• _INPUT ROWS_:
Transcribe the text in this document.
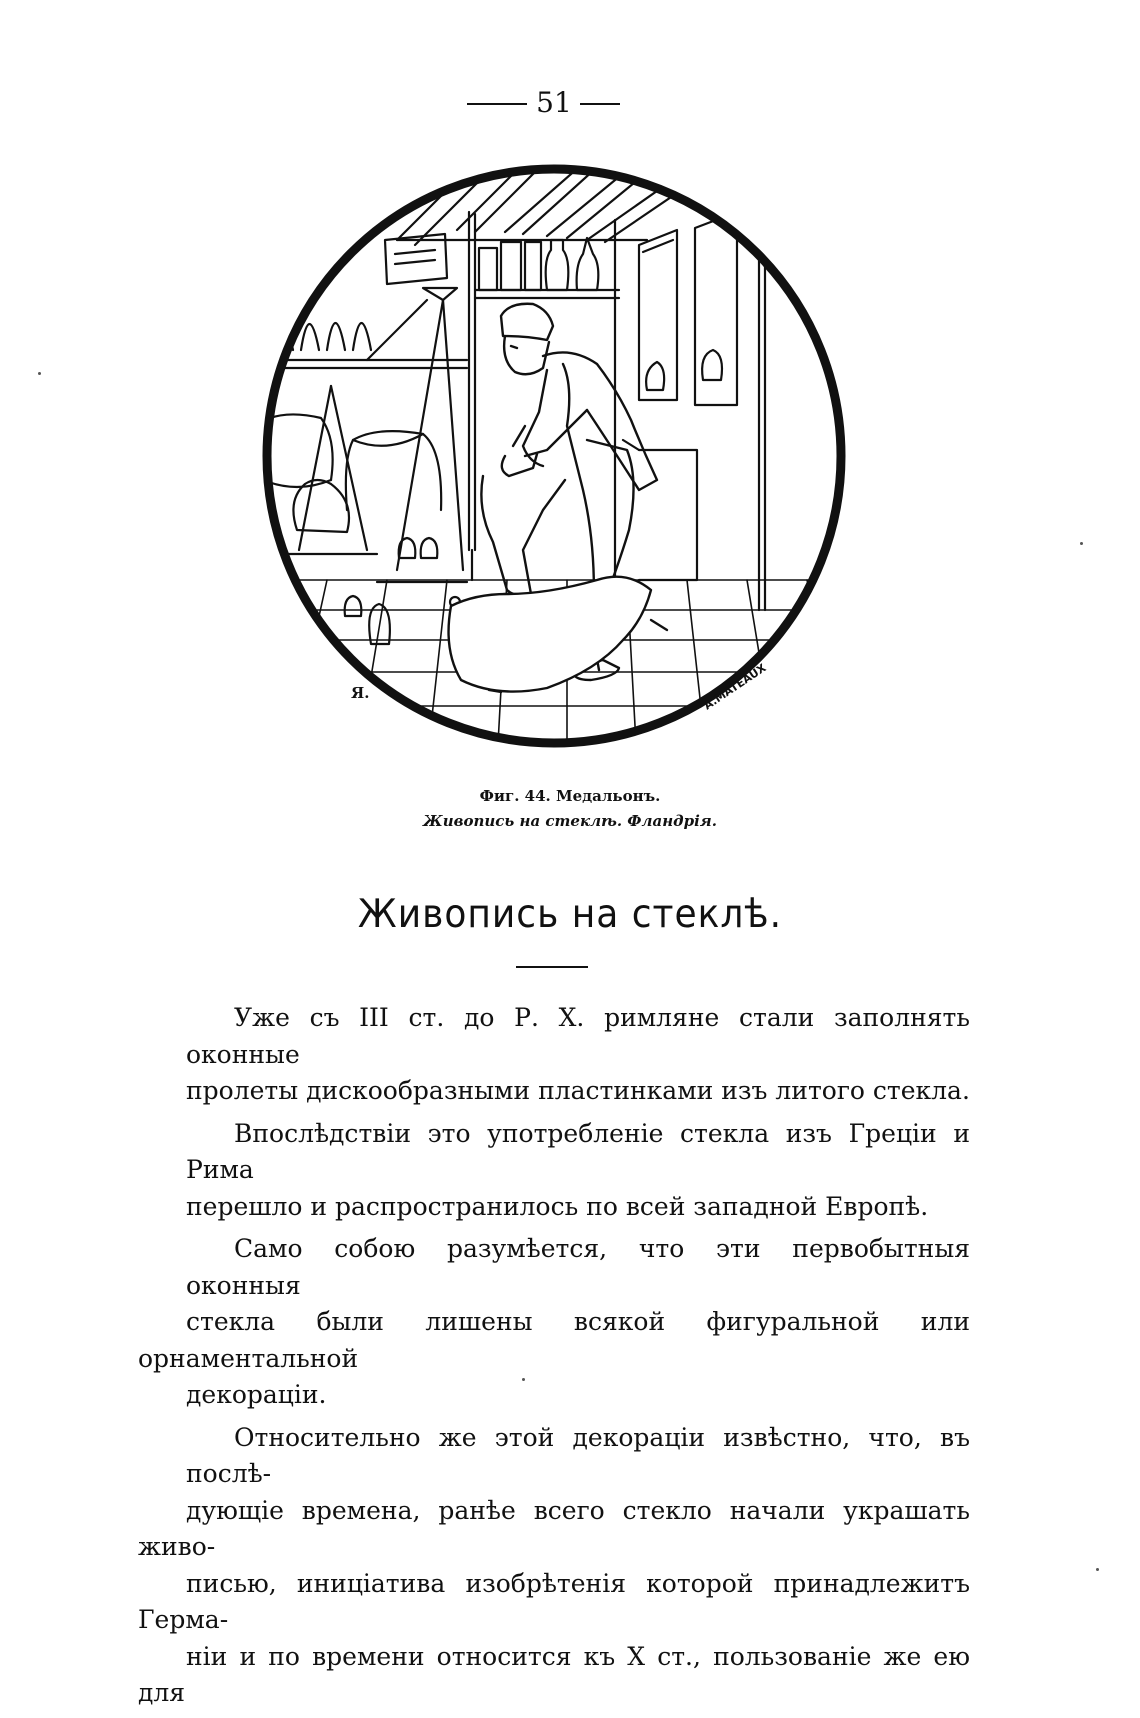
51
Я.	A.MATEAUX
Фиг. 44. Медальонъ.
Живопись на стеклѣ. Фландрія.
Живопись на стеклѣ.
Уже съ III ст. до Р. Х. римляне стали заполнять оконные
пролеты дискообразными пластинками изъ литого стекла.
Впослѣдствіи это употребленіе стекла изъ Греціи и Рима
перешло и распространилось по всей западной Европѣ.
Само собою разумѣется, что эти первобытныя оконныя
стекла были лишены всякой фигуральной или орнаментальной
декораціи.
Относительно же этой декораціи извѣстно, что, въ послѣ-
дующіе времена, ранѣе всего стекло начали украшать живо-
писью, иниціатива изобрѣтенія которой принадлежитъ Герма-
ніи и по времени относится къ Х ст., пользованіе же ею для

• _WHAT THIS TASK INVOLVES_:
Restate each entry word for word, please, but drop any images it holds.

• _WRITTEN SOLUTION_:
Transcribe the text in this document.
51
Я.	A.MATEAUX
Фиг. 44. Медальонъ.
Живопись на стеклѣ. Фландрія.
Живопись на стеклѣ.
Уже съ III ст. до Р. Х. римляне стали заполнять оконные
пролеты дискообразными пластинками изъ литого стекла.
Впослѣдствіи это употребленіе стекла изъ Греціи и Рима
перешло и распространилось по всей западной Европѣ.
Само собою разумѣется, что эти первобытныя оконныя
стекла были лишены всякой фигуральной или орнаментальной
декораціи.
Относительно же этой декораціи извѣстно, что, въ послѣ-
дующіе времена, ранѣе всего стекло начали украшать живо-
писью, иниціатива изобрѣтенія которой принадлежитъ Герма-
ніи и по времени относится къ Х ст., пользованіе же ею для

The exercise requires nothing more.